Begin Exercise input

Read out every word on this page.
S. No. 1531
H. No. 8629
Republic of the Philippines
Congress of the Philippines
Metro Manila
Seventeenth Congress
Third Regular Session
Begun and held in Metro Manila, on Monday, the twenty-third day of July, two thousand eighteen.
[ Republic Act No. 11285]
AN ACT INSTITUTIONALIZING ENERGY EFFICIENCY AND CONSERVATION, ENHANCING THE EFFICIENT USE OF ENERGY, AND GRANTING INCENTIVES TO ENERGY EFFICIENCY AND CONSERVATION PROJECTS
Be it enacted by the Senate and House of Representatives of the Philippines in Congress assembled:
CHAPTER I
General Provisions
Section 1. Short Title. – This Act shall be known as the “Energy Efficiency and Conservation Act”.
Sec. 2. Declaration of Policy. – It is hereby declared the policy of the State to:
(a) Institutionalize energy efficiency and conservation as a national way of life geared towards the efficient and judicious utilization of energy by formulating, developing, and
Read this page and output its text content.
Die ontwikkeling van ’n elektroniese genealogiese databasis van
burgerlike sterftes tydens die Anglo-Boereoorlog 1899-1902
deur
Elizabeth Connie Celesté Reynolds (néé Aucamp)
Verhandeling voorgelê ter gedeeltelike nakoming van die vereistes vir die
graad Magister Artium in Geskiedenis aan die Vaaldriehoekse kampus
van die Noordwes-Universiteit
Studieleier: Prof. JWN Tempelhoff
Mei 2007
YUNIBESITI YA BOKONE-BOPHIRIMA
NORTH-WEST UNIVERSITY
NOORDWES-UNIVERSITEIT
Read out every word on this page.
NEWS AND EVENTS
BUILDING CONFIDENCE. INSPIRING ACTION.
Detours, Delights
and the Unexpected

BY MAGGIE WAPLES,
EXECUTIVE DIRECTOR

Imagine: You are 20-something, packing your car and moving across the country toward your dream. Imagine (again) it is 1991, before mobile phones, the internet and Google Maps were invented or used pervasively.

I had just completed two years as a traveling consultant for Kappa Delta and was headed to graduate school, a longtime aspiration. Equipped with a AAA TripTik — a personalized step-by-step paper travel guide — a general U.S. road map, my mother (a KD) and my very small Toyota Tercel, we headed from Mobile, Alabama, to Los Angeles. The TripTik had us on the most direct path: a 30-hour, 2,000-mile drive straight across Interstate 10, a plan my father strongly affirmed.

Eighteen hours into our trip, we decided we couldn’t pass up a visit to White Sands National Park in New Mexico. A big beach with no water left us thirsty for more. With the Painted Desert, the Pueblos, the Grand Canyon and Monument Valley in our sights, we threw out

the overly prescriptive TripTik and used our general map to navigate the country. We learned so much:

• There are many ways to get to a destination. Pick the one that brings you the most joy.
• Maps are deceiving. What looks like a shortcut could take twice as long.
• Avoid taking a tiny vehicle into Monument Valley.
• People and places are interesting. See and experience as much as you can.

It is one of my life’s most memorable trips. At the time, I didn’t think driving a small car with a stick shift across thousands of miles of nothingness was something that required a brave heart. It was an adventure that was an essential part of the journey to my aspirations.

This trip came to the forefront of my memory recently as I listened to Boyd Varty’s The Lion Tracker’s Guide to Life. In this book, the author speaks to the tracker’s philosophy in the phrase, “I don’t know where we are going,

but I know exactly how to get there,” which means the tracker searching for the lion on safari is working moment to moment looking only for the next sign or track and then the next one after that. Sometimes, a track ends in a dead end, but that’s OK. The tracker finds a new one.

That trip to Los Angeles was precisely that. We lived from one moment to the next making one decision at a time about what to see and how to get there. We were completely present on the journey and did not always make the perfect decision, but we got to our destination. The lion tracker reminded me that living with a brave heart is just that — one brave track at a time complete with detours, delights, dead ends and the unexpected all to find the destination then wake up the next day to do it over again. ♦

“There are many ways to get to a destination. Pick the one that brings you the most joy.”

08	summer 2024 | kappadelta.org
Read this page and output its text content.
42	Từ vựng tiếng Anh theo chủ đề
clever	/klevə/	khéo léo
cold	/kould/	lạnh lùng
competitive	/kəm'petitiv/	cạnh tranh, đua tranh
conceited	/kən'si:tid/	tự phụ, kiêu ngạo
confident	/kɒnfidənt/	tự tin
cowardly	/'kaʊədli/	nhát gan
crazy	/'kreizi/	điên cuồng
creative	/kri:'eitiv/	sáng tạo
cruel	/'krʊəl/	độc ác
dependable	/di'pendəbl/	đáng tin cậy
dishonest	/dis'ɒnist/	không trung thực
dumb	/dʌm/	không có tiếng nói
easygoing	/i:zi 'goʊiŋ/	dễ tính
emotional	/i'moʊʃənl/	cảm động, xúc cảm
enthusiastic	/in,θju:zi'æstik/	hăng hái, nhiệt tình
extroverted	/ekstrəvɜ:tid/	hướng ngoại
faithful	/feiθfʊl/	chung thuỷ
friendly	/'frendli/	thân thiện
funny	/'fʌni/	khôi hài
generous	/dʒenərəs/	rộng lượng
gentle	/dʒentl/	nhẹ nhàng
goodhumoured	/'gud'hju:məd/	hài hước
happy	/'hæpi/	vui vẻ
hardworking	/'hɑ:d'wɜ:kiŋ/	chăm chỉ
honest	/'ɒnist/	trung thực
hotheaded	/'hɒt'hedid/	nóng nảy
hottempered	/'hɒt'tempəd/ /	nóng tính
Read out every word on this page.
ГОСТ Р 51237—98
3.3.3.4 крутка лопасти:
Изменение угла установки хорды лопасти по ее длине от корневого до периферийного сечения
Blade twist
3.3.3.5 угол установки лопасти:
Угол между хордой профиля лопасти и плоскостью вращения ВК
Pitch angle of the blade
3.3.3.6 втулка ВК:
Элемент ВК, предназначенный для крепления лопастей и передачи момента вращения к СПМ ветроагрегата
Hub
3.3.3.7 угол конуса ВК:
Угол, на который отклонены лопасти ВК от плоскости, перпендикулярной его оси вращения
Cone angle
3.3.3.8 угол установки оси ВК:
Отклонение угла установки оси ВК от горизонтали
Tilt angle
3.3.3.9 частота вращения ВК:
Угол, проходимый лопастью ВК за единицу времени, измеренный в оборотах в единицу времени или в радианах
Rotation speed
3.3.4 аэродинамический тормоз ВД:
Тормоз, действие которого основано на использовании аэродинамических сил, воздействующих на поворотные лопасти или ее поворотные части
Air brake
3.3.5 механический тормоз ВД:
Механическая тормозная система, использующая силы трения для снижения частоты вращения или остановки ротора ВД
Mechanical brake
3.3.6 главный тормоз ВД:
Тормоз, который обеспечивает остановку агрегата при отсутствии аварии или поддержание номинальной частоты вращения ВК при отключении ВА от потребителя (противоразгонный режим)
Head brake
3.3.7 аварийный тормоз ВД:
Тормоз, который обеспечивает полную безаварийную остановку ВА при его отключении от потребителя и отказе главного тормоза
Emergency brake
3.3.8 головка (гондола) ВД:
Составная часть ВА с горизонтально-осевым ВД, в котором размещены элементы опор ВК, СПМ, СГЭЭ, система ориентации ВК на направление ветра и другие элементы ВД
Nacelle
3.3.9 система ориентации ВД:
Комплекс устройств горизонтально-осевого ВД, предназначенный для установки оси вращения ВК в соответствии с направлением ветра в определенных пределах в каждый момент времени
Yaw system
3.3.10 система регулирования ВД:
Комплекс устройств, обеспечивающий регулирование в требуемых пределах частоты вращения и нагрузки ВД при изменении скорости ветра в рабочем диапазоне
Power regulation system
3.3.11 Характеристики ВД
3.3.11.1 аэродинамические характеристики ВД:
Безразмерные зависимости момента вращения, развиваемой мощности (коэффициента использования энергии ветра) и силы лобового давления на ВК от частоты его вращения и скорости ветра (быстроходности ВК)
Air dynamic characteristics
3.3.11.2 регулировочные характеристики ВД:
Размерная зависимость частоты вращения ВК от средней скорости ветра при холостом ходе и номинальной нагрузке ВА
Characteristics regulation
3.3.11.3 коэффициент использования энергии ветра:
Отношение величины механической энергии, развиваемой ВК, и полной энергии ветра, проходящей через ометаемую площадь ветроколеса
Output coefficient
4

End Exercise input

→ Set exercise
Copy every line in the listing above where the string "tiếng" turns up.

→ Correct output
42	Từ vựng tiếng Anh theo chủ đề
dumb	/dʌm/	không có tiếng nói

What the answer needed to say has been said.